Direction: Reproduce the listing that follows with no differences at all.

— BEGIN —

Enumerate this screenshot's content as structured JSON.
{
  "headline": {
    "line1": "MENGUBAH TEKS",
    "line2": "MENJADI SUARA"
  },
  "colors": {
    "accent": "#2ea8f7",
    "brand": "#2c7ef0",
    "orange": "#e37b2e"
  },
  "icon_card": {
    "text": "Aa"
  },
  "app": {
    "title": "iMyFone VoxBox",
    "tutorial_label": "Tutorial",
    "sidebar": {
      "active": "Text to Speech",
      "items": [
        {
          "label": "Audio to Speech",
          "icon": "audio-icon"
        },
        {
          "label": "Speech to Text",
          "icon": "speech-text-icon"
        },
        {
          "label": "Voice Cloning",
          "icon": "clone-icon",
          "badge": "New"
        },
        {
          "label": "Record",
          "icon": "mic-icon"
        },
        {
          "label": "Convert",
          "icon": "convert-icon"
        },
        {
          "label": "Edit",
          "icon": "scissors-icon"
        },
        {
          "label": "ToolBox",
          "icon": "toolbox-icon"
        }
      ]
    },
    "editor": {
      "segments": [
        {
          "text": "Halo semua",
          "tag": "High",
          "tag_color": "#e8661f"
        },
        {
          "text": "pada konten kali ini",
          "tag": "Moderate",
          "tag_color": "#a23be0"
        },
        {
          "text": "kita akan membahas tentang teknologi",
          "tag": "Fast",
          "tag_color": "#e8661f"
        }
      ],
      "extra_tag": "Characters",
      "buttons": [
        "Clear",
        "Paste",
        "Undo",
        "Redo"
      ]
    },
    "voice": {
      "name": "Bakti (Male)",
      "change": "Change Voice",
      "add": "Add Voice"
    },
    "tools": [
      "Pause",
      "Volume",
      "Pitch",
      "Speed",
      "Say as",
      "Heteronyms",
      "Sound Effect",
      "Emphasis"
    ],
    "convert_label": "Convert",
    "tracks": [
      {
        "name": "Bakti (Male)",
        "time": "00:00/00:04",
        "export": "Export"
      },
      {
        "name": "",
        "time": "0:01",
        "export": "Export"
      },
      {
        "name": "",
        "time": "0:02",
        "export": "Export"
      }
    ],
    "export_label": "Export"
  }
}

— END —

Right answer:
Enumerate this screenshot's content as structured JSON.
{
  "headline": {
    "line1": "MENGUBAH TEKS",
    "line2": "MENJADI SUARA"
  },
  "colors": {
    "accent": "#2ea8f7",
    "brand": "#2c7ef0",
    "orange": "#e37b2e"
  },
  "icon_card": {
    "text": "Aa"
  },
  "app": {
    "title": "iMyFone VoxBox",
    "tutorial_label": "Tutorial",
    "sidebar": {
      "active": "Text to Speech",
      "items": [
        {
          "label": "Audio to Speech",
          "icon": "audio-icon"
        },
        {
          "label": "Speech to Text",
          "icon": "speech-text-icon"
        },
        {
          "label": "Voice Cloning",
          "icon": "clone-icon",
          "badge": "New"
        },
        {
          "label": "Record",
          "icon": "mic-icon"
        },
        {
          "label": "Convert",
          "icon": "convert-icon"
        },
        {
          "label": "Edit",
          "icon": "scissors-icon"
        },
        {
          "label": "ToolBox",
          "icon": "toolbox-icon"
        }
      ]
    },
    "editor": {
      "segments": [
        {
          "text": "Halo semua",
          "tag": "High",
          "tag_color": "#e8661f"
        },
        {
          "text": "pada konten kali ini",
          "tag": "Moderate",
          "tag_color": "#a23be0"
        },
        {
          "text": "kita akan membahas tentang teknologi",
          "tag": "Fast",
          "tag_color": "#e8661f"
        }
      ],
      "extra_tag": "Characters",
      "buttons": [
        "Clear",
        "Paste",
        "Undo",
        "Redo"
      ]
    },
    "voice": {
      "name": "Bakti (Male)",
      "change": "Change Voice",
      "add": "Add Voice"
    },
    "tools": [
      "Pause",
      "Volume",
      "Pitch",
      "Speed",
      "Say as",
      "Heteronyms",
      "Sound Effect",
      "Emphasis"
    ],
    "convert_label": "Convert",
    "tracks": [
      {
        "name": "Bakti (Male)",
        "time": "00:00/00:04",
        "export": "Export"
      },
      {
        "name": "",
        "time": "0:01",
        "export": "Export"
      },
      {
        "name": "",
        "time": "0:02",
        "export": "Export"
      }
    ],
    "export_label": "Export"
  }
}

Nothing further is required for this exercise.